• _Instructions for the task_: Print the records from their first line up to and including the line that contains "plot-frame <box>276 58 1351 1018</box>".

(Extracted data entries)
>> start
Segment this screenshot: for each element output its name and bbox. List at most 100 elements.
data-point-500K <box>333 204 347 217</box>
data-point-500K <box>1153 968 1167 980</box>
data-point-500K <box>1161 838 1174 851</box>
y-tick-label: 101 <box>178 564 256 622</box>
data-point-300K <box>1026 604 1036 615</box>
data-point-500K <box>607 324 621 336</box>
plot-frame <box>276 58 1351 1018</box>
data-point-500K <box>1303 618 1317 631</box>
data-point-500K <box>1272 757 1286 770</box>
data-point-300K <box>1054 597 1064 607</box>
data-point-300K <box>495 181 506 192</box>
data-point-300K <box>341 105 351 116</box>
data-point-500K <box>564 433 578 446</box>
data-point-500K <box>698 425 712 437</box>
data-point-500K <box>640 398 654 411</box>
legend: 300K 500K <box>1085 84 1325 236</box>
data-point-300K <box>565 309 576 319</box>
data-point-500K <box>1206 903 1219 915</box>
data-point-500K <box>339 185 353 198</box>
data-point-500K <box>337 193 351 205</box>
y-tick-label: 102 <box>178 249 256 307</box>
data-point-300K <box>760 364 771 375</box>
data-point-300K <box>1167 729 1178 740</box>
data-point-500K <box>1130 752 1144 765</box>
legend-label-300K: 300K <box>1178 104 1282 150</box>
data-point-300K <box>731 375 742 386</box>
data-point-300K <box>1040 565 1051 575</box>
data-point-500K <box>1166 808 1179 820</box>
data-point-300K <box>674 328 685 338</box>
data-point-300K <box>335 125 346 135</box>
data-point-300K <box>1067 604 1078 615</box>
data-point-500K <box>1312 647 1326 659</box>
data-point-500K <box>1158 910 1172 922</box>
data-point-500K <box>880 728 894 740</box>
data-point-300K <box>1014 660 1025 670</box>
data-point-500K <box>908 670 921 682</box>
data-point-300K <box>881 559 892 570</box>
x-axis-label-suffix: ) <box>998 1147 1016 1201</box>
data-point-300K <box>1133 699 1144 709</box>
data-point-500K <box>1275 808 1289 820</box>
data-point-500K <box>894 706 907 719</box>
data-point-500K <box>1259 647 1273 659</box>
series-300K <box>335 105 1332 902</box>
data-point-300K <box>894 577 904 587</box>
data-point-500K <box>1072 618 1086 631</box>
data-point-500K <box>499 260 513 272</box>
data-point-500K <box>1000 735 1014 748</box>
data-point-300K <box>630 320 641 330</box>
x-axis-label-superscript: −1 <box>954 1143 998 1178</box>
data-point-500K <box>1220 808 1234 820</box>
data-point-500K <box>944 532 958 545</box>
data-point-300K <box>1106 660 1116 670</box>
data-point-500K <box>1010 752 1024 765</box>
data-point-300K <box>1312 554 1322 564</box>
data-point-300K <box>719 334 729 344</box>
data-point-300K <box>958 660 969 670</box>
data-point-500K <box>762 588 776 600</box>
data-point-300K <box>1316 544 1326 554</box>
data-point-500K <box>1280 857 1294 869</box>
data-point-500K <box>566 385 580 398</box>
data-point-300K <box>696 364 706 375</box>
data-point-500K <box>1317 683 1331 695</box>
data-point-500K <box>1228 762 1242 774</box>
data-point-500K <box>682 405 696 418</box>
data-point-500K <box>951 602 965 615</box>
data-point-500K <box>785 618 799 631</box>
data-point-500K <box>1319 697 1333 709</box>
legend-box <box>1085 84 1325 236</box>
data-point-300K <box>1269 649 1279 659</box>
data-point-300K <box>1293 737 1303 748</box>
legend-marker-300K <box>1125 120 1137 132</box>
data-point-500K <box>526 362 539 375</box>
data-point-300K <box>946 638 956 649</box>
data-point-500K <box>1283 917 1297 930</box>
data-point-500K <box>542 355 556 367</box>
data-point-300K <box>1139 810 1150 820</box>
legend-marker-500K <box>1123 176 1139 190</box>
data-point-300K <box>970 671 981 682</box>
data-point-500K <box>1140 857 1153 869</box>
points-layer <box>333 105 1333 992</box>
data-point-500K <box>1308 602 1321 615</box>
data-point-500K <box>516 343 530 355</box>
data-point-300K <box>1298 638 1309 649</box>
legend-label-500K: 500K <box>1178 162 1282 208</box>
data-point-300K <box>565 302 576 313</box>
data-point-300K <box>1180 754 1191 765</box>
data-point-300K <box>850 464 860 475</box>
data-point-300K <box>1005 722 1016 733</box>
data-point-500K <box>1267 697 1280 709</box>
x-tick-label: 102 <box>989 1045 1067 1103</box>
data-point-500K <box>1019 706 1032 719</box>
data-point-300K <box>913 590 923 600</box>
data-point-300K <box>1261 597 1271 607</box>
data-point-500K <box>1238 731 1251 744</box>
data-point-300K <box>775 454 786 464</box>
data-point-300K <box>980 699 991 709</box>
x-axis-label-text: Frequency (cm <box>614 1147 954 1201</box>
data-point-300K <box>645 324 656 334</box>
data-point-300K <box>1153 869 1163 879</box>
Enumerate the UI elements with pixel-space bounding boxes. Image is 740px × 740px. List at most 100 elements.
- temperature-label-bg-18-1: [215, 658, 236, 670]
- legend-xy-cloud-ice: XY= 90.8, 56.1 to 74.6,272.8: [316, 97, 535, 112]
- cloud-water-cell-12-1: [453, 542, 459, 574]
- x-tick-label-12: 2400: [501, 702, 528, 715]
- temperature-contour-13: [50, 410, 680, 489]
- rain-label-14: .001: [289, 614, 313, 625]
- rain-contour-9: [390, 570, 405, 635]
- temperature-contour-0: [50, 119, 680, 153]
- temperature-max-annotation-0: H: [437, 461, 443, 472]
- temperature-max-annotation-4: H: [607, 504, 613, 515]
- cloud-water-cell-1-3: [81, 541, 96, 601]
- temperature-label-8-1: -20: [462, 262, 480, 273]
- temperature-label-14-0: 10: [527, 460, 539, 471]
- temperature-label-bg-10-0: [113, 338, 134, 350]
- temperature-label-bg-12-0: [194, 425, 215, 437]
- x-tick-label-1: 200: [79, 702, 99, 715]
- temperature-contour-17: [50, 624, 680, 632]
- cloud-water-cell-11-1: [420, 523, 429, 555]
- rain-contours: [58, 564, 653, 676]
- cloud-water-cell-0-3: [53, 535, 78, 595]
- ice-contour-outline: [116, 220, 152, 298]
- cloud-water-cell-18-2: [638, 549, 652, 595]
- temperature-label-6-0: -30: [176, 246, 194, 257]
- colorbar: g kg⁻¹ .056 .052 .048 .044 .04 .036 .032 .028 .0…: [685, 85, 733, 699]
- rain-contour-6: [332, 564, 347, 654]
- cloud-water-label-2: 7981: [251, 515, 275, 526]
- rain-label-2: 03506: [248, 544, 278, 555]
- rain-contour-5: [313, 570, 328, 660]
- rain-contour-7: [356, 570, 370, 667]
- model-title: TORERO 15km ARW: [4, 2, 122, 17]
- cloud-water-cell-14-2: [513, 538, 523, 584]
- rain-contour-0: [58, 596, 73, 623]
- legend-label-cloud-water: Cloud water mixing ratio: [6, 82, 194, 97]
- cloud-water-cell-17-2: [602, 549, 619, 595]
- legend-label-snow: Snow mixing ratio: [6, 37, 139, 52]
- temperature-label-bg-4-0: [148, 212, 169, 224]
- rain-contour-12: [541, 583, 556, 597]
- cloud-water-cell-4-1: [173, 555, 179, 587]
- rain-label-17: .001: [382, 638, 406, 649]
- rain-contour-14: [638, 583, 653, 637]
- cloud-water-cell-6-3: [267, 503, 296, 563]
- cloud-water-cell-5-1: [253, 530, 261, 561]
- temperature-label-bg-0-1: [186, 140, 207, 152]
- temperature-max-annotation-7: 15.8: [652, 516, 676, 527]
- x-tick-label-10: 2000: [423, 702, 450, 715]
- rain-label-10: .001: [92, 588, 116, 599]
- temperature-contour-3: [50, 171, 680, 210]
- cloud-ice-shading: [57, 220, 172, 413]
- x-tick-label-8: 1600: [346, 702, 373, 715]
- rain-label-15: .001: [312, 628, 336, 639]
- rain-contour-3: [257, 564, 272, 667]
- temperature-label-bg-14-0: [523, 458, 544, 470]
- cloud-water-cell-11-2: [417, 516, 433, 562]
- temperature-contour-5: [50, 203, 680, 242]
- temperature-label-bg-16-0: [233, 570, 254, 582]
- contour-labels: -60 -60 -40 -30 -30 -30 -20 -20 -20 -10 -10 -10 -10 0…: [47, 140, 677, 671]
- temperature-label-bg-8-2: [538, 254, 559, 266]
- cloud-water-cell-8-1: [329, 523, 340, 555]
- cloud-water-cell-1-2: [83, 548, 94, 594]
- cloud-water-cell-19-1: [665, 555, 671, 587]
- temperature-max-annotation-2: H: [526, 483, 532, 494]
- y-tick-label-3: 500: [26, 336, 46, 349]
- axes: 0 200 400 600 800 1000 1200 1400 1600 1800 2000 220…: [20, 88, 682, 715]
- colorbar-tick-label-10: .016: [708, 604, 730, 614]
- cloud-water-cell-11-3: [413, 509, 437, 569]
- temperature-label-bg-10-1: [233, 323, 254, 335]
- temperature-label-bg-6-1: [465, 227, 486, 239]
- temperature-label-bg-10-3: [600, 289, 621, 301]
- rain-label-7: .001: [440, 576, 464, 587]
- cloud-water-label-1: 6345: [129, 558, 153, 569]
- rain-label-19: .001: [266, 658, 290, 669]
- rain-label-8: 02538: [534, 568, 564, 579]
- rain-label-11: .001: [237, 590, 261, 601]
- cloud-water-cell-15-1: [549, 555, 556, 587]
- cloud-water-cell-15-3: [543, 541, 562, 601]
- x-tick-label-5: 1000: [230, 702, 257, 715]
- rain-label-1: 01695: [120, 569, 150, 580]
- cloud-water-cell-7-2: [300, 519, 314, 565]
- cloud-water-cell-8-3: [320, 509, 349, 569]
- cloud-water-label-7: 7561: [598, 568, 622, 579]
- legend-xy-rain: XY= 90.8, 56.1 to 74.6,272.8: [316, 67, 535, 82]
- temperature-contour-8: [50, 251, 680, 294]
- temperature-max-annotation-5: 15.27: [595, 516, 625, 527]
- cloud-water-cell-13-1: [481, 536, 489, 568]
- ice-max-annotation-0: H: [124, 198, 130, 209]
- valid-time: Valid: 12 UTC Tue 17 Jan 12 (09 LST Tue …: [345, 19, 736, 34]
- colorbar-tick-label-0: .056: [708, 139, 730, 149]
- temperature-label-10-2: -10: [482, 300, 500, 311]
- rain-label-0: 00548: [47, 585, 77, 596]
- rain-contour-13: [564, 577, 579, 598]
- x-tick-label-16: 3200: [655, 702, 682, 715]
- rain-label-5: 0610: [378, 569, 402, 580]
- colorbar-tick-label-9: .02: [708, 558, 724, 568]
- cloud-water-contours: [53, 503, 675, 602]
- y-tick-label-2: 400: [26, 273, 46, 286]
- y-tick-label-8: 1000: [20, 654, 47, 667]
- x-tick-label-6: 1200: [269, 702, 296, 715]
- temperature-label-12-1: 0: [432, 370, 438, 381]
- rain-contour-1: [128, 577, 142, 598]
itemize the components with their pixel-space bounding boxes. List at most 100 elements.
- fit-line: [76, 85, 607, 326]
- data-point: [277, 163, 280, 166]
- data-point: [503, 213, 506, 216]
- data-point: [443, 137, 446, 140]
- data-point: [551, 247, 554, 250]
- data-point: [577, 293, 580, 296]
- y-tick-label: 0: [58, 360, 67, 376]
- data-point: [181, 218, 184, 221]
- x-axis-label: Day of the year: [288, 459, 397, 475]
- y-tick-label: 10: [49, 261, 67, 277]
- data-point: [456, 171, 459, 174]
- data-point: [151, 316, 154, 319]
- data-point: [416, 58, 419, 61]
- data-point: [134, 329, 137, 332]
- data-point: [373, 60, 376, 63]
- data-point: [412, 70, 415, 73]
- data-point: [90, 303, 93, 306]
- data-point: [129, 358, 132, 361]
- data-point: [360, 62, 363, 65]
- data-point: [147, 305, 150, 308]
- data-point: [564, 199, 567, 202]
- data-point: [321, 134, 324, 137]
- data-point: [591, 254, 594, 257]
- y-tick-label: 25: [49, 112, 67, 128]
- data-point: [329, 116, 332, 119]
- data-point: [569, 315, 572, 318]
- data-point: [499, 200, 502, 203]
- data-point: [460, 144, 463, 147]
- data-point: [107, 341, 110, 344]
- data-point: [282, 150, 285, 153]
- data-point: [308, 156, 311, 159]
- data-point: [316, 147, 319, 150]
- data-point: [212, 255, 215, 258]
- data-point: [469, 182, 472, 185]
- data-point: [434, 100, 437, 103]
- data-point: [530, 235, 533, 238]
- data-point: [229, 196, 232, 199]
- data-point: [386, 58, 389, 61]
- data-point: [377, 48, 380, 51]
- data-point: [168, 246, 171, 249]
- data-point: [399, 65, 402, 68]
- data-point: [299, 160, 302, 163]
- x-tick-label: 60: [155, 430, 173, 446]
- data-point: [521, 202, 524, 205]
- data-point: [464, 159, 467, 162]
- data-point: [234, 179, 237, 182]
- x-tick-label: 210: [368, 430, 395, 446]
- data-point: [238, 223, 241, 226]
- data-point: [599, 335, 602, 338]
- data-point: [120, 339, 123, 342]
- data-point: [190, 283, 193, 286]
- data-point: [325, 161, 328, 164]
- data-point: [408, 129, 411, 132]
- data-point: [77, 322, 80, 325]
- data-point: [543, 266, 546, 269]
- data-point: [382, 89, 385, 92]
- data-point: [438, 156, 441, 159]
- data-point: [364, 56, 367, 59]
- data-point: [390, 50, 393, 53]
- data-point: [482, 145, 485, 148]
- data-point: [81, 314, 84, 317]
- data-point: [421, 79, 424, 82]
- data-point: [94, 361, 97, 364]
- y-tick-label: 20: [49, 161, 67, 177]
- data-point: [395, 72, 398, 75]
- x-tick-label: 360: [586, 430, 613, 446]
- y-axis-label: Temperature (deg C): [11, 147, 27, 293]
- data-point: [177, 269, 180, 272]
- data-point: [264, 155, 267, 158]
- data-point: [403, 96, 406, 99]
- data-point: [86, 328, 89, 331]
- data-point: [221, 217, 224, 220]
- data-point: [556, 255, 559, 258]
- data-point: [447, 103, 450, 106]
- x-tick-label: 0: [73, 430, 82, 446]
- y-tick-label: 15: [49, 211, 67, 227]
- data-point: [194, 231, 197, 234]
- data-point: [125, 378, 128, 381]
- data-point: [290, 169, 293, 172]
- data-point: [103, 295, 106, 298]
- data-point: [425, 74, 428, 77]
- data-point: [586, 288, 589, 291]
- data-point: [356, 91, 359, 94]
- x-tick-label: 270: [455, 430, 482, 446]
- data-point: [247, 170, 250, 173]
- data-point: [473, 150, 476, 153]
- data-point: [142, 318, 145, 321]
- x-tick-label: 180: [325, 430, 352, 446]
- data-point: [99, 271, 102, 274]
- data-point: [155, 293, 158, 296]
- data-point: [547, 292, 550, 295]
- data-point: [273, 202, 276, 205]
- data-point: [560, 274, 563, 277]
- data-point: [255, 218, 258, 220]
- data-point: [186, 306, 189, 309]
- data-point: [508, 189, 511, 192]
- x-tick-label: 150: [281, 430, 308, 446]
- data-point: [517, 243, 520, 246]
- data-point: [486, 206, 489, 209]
>> end
• _Reply to the exercise_:
Segment this screenshot: for each element output its name and bbox. List at most 100 elements.
data-point-500K <box>333 204 347 217</box>
data-point-500K <box>1153 968 1167 980</box>
data-point-500K <box>1161 838 1174 851</box>
y-tick-label: 101 <box>178 564 256 622</box>
data-point-300K <box>1026 604 1036 615</box>
data-point-500K <box>607 324 621 336</box>
plot-frame <box>276 58 1351 1018</box>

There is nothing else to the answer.